▸ Task directions:
Write out the material below word for word, beginning with its first line and continuing through the line containing "cell-thermd-workflow2-step2 [1552,872,1729,959]".

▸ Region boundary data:
----------

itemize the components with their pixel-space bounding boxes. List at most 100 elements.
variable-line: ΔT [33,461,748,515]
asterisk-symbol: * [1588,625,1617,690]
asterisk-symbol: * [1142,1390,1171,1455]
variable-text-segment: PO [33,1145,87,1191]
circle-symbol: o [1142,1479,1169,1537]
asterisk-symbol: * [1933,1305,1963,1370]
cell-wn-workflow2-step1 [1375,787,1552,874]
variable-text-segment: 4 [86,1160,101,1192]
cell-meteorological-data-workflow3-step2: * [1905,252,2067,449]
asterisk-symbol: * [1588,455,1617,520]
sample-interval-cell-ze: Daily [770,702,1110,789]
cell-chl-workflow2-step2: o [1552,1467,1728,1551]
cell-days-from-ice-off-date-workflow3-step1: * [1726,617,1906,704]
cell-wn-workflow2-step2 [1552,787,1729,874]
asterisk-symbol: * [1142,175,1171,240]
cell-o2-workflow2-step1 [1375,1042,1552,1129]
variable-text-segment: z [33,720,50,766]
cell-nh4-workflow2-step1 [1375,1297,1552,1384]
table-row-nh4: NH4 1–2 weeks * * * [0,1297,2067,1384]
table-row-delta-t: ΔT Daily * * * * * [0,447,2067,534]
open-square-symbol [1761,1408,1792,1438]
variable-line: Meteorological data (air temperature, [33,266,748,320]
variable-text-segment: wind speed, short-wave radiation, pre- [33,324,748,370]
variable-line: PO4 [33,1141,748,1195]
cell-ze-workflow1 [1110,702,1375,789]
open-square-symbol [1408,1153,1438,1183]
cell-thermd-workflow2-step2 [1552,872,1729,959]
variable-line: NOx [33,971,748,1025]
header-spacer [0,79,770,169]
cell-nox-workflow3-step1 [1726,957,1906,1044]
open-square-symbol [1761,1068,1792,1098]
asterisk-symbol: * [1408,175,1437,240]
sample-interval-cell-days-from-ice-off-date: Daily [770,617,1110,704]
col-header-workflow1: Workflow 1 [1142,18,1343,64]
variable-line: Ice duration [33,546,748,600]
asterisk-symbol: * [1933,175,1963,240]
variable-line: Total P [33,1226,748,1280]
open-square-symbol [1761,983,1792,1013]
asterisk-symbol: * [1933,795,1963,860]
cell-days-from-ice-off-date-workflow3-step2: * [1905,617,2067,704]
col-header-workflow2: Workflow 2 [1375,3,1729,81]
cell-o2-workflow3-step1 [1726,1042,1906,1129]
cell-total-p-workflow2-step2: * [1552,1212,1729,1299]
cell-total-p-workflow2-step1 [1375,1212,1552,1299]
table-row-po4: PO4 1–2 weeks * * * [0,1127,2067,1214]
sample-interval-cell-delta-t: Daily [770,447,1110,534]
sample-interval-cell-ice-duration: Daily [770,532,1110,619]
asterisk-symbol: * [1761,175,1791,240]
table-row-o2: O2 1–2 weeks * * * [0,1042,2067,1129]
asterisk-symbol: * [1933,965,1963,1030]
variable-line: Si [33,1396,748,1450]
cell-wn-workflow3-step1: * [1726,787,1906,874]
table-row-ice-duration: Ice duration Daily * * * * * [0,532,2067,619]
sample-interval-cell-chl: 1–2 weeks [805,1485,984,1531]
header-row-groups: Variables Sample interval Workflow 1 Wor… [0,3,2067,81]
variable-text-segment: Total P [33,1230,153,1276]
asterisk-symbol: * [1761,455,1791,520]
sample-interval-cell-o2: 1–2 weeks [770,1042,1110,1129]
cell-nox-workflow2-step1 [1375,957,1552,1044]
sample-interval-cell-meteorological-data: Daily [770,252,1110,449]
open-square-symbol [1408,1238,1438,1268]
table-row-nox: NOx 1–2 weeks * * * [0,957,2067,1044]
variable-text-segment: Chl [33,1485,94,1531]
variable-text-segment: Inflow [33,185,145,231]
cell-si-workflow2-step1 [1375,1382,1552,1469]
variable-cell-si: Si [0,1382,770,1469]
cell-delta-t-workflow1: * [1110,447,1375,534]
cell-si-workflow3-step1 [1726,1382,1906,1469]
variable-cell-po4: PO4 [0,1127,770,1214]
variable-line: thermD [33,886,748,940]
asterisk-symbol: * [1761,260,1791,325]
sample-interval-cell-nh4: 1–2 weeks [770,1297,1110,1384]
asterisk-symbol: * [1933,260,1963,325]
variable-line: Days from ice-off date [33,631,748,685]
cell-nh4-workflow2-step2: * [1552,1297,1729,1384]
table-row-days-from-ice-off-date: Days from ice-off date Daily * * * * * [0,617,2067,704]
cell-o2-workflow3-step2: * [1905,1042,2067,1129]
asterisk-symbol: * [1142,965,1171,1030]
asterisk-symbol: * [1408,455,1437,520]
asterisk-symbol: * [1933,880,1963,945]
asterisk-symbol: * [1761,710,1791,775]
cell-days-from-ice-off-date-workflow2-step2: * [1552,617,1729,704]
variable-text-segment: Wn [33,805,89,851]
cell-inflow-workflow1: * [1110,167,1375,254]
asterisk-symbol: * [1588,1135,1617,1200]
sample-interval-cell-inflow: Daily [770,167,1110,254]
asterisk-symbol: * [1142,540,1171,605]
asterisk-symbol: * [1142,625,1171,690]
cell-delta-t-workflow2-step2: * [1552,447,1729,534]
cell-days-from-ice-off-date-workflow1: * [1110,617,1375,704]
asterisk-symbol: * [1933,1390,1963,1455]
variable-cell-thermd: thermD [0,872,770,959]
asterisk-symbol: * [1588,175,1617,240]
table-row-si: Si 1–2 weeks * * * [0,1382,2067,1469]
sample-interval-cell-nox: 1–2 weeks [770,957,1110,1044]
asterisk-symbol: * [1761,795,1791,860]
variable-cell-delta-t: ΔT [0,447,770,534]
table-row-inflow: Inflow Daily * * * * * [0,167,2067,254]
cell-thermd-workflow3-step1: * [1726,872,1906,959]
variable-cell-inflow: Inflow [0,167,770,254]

----------

▸ Written answer:
itemize the components with their pixel-space bounding boxes. List at most 100 elements.
variable-line: ΔT [33,461,748,515]
asterisk-symbol: * [1588,625,1617,690]
asterisk-symbol: * [1142,1390,1171,1455]
variable-text-segment: PO [33,1145,87,1191]
circle-symbol: o [1142,1479,1169,1537]
asterisk-symbol: * [1933,1305,1963,1370]
cell-wn-workflow2-step1 [1375,787,1552,874]
variable-text-segment: 4 [86,1160,101,1192]
cell-meteorological-data-workflow3-step2: * [1905,252,2067,449]
asterisk-symbol: * [1588,455,1617,520]
sample-interval-cell-ze: Daily [770,702,1110,789]
cell-chl-workflow2-step2: o [1552,1467,1728,1551]
cell-days-from-ice-off-date-workflow3-step1: * [1726,617,1906,704]
cell-wn-workflow2-step2 [1552,787,1729,874]
asterisk-symbol: * [1142,175,1171,240]
cell-o2-workflow2-step1 [1375,1042,1552,1129]
variable-text-segment: z [33,720,50,766]
cell-nh4-workflow2-step1 [1375,1297,1552,1384]
table-row-nh4: NH4 1–2 weeks * * * [0,1297,2067,1384]
table-row-delta-t: ΔT Daily * * * * * [0,447,2067,534]
open-square-symbol [1761,1408,1792,1438]
variable-line: Meteorological data (air temperature, [33,266,748,320]
variable-text-segment: wind speed, short-wave radiation, pre- [33,324,748,370]
variable-line: PO4 [33,1141,748,1195]
cell-ze-workflow1 [1110,702,1375,789]
open-square-symbol [1408,1153,1438,1183]
cell-thermd-workflow2-step2 [1552,872,1729,959]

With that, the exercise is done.